TASK OBJECTIVE »
Count how many lines hold the word "JSON" and give that number as the whole answer.

⟨

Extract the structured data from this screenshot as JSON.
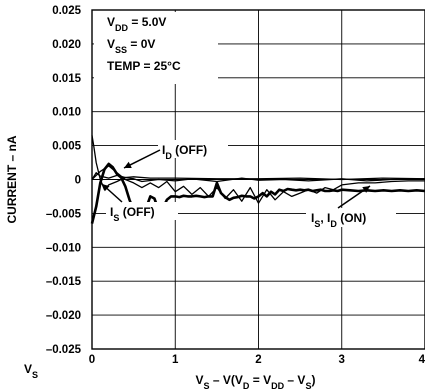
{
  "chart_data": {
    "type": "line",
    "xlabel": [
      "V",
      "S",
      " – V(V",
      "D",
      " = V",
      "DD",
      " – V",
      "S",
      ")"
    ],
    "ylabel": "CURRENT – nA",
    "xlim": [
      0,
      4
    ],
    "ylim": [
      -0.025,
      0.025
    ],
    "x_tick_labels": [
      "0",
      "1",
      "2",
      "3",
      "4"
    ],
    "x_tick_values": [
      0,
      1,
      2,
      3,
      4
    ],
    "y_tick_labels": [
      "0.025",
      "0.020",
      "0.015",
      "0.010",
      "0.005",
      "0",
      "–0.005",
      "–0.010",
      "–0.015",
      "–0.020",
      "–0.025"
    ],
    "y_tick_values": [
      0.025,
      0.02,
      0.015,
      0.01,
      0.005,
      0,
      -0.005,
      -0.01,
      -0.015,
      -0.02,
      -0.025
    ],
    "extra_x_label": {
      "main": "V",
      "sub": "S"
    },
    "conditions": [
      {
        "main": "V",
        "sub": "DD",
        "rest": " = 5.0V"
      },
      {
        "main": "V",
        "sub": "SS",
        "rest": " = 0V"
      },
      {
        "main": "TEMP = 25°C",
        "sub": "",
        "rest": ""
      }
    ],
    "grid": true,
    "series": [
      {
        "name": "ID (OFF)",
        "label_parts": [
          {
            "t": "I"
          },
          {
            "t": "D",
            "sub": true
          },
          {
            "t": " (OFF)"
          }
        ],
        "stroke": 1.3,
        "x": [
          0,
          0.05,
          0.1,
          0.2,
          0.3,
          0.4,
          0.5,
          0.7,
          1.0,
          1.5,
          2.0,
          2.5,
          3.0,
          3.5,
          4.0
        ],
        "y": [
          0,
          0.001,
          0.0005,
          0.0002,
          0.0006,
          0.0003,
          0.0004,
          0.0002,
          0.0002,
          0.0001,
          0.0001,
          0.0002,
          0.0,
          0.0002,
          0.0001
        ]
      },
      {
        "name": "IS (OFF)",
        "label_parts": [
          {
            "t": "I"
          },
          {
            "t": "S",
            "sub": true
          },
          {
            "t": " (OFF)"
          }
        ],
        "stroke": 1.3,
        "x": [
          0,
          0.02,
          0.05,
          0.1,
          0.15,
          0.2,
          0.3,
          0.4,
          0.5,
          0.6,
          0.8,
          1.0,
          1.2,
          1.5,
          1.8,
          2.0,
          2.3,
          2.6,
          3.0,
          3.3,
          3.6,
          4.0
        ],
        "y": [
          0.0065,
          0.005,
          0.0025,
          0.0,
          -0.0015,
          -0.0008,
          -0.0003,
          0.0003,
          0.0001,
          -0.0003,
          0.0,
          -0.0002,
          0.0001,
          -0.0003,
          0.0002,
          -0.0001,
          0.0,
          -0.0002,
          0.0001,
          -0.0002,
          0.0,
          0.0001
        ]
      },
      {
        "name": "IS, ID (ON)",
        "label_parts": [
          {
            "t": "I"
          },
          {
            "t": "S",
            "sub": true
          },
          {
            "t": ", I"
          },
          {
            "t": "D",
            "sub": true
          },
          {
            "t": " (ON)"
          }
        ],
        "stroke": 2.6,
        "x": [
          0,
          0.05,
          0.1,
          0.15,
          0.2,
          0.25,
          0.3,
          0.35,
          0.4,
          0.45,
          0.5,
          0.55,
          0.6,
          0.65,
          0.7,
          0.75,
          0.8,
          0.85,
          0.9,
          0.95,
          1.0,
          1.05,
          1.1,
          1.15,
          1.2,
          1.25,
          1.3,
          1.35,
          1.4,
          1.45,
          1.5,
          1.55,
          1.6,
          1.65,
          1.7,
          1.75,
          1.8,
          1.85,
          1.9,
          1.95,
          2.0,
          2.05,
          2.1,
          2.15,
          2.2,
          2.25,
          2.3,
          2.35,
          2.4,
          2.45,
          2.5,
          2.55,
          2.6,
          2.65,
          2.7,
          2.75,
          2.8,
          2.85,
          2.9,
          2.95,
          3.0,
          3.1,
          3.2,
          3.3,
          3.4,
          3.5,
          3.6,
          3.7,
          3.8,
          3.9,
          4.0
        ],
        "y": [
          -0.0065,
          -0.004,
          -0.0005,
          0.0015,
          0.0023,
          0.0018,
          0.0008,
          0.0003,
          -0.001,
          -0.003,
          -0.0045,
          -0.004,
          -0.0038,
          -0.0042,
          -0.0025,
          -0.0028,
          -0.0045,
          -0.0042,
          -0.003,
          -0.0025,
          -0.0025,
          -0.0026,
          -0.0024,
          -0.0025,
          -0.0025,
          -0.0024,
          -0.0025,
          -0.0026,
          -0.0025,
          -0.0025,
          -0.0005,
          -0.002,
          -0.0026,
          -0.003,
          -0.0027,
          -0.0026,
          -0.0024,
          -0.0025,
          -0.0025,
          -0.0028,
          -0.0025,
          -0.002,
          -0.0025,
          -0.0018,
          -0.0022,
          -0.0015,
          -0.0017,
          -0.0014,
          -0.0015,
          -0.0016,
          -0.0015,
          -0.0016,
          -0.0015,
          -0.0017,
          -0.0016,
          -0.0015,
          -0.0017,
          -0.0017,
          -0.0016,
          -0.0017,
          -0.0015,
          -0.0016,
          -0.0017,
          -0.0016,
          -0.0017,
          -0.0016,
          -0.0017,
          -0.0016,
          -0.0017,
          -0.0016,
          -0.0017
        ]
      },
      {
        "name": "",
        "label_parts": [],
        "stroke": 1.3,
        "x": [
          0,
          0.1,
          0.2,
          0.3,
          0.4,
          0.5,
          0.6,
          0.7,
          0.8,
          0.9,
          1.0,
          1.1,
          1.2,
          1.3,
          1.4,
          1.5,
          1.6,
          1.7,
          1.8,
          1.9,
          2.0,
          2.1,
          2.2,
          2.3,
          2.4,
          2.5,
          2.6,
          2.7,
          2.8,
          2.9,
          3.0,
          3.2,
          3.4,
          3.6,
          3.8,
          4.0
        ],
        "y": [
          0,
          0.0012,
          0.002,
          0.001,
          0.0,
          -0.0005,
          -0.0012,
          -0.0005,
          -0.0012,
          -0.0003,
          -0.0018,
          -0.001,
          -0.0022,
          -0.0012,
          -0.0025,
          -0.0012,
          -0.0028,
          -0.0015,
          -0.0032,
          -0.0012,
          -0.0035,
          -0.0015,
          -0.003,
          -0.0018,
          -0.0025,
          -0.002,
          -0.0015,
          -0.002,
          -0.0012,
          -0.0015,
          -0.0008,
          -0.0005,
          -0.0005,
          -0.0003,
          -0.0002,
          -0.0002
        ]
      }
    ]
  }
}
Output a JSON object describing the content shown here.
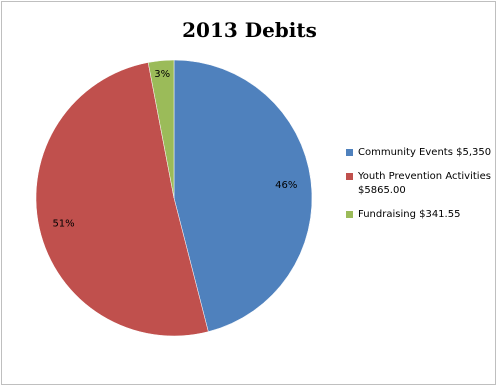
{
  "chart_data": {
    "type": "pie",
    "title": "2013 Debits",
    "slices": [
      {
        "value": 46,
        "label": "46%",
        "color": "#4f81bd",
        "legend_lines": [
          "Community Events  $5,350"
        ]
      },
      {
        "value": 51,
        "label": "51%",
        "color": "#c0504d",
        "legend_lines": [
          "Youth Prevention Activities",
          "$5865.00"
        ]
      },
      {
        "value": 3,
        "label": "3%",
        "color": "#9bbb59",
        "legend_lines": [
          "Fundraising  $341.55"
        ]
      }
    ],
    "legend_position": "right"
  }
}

⟩
⟨

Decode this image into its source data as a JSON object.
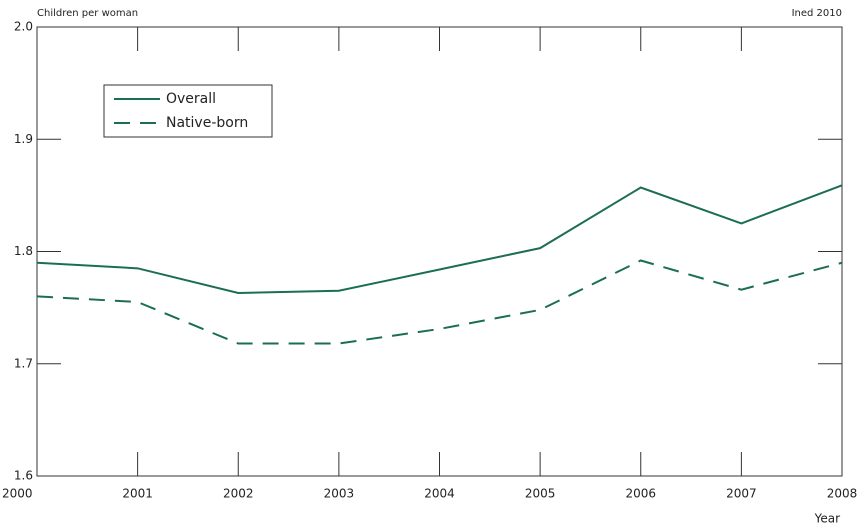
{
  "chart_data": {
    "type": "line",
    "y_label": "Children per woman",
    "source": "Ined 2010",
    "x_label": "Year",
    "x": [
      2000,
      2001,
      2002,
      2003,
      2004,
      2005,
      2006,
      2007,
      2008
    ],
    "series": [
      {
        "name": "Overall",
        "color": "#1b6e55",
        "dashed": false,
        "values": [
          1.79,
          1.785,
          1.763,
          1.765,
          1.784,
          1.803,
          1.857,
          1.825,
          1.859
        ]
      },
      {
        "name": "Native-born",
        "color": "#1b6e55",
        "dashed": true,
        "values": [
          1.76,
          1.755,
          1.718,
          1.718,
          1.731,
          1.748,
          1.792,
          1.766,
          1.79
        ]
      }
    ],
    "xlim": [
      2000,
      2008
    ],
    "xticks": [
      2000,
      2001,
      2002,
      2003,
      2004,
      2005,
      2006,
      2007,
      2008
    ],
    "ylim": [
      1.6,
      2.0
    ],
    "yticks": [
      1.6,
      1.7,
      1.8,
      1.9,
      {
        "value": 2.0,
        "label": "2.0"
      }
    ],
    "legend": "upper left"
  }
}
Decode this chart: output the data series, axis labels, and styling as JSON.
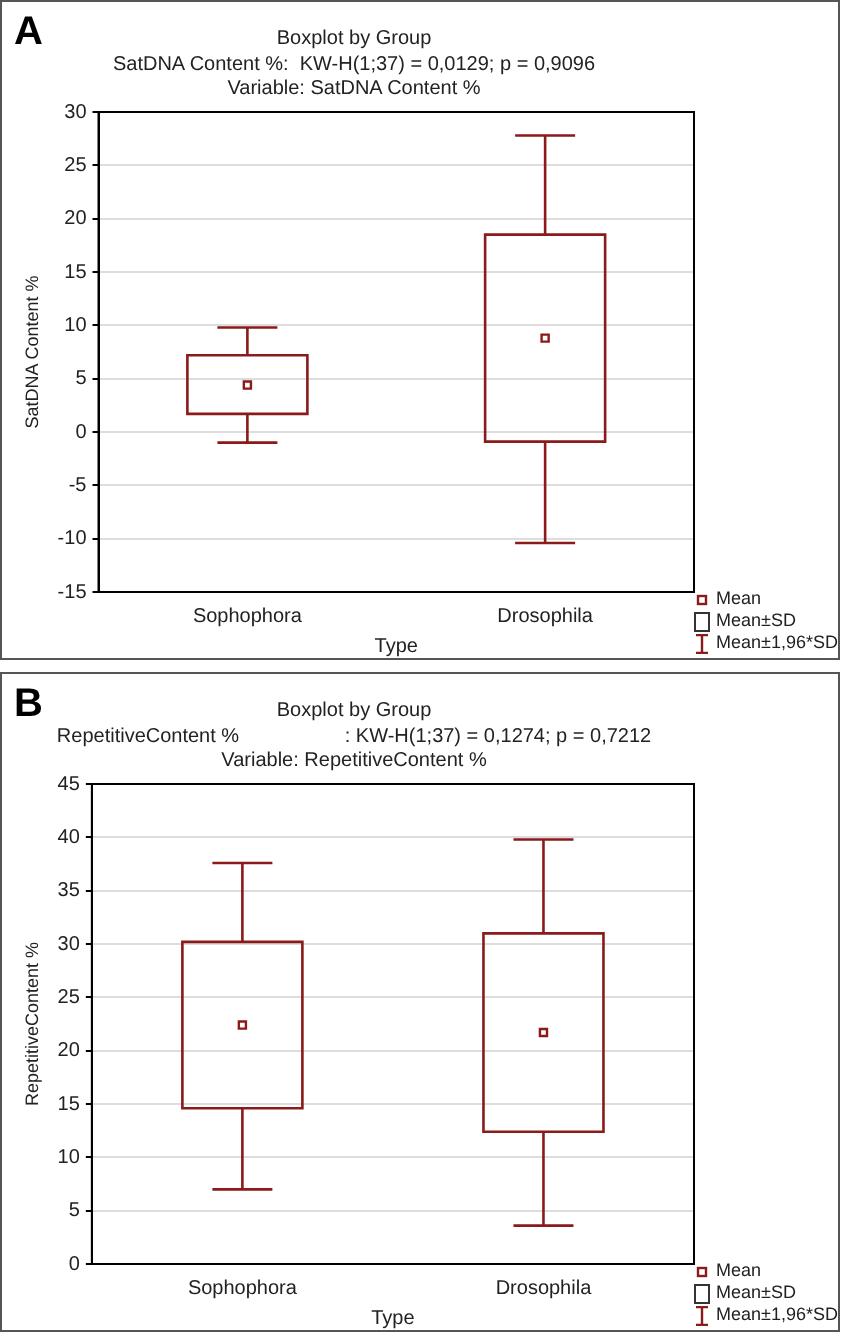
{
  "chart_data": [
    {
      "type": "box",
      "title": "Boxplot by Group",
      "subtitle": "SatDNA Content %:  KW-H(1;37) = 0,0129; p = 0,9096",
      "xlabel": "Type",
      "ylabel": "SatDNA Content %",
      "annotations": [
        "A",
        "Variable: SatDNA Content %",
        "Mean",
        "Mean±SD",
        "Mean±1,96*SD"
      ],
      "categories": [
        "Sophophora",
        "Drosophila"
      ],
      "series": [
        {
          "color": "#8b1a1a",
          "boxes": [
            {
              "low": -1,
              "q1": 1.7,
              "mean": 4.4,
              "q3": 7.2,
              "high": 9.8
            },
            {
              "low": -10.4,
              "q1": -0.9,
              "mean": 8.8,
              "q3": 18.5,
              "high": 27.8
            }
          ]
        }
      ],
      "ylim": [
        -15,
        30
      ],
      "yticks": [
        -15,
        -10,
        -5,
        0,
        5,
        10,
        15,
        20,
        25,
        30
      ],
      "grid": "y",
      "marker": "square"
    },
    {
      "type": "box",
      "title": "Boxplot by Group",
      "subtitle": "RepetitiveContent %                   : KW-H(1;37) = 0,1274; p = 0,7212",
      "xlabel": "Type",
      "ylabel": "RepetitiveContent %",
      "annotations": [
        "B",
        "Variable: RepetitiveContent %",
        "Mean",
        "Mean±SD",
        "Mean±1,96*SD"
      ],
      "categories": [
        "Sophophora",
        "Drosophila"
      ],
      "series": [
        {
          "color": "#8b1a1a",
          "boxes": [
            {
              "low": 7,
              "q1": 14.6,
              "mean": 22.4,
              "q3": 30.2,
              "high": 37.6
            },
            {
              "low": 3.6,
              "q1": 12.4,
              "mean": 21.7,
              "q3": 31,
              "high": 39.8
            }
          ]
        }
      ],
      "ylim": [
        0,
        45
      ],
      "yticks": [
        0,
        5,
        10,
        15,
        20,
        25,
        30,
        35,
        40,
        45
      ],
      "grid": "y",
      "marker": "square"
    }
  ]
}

⟩

CORRECT RESULT »
4